Collected data:
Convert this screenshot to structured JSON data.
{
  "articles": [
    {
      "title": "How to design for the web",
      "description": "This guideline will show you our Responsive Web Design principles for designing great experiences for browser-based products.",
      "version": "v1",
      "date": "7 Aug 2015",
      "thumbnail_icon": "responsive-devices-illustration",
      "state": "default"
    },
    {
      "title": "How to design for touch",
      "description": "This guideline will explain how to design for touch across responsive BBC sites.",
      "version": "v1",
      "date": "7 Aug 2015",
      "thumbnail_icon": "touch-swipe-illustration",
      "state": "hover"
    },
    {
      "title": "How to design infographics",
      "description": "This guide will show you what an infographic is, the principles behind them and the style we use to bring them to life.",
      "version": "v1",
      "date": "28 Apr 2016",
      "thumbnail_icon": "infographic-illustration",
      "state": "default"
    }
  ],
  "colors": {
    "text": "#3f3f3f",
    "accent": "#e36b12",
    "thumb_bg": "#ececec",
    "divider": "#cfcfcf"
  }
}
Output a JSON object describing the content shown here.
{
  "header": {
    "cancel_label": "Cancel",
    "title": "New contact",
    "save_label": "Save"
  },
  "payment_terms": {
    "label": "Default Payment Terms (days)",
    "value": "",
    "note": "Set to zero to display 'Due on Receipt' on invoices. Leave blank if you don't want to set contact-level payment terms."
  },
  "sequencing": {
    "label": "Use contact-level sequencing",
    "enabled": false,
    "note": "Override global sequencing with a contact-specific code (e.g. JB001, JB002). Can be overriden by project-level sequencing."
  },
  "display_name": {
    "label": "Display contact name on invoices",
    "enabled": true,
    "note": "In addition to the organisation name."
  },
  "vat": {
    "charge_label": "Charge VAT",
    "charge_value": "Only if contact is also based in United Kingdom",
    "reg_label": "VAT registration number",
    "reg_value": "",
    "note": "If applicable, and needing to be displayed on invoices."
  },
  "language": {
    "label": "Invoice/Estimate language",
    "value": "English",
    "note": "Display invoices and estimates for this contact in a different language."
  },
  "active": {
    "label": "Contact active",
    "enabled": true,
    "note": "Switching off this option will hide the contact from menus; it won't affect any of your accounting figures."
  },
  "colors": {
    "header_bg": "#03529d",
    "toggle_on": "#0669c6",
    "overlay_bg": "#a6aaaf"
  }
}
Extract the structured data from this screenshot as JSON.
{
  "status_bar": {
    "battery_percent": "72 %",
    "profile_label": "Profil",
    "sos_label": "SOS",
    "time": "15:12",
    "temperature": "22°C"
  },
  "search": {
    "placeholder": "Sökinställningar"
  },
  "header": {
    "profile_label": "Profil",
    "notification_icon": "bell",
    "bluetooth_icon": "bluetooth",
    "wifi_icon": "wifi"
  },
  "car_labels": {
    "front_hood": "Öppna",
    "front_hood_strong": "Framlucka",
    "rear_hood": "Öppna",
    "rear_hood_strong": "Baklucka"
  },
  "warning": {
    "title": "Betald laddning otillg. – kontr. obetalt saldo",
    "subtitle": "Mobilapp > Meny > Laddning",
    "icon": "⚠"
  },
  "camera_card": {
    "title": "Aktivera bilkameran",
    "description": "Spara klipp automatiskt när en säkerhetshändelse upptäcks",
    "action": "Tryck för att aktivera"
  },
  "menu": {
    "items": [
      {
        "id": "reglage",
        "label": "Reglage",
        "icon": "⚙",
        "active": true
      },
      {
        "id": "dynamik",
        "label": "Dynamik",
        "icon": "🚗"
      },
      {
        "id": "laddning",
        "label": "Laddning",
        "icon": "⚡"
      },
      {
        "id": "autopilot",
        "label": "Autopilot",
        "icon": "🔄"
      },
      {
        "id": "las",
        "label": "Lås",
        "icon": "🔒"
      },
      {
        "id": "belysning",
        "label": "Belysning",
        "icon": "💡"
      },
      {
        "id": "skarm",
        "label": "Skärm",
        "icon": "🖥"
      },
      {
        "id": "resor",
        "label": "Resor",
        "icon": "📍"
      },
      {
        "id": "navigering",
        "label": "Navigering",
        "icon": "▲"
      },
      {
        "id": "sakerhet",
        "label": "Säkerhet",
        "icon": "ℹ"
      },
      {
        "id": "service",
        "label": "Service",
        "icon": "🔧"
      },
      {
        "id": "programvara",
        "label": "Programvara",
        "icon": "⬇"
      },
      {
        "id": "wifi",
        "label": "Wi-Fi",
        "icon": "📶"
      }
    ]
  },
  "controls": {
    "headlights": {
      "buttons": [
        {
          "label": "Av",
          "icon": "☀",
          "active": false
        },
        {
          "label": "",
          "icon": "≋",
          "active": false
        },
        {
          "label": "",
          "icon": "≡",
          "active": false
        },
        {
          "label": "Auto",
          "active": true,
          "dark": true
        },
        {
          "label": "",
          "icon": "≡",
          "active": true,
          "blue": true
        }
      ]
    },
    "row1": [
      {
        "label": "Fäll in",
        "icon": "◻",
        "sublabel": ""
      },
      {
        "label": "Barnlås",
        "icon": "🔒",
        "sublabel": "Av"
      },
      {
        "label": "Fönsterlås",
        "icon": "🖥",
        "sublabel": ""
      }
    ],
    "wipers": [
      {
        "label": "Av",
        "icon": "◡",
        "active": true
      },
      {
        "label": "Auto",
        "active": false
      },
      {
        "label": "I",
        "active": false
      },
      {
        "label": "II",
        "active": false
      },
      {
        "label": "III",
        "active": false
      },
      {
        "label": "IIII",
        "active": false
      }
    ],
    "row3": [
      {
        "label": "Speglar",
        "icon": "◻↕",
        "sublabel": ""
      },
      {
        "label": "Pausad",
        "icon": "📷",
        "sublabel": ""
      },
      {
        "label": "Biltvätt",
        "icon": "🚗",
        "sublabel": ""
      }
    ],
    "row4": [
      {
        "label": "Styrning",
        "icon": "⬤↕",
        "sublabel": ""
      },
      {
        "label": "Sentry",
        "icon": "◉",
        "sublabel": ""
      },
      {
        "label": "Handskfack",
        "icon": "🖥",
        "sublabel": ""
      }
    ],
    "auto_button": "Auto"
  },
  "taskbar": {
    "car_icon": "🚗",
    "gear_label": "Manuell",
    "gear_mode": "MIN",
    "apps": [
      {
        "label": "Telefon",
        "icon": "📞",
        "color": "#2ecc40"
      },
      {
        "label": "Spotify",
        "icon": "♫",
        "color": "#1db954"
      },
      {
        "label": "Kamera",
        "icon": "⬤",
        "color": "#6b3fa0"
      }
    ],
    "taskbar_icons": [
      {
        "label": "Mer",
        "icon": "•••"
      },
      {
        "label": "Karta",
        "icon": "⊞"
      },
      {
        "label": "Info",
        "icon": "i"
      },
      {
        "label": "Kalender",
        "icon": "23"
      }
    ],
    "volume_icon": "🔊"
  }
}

▶ _Objective_
Scan the listing above and identify each line holding the string "from"; copy every such line.

▶ _Task result_
    "note": "Switching off this option will hide the contact from menus; it won't affect any of your accounting figures."
Extract the structured data from this screenshot as JSON.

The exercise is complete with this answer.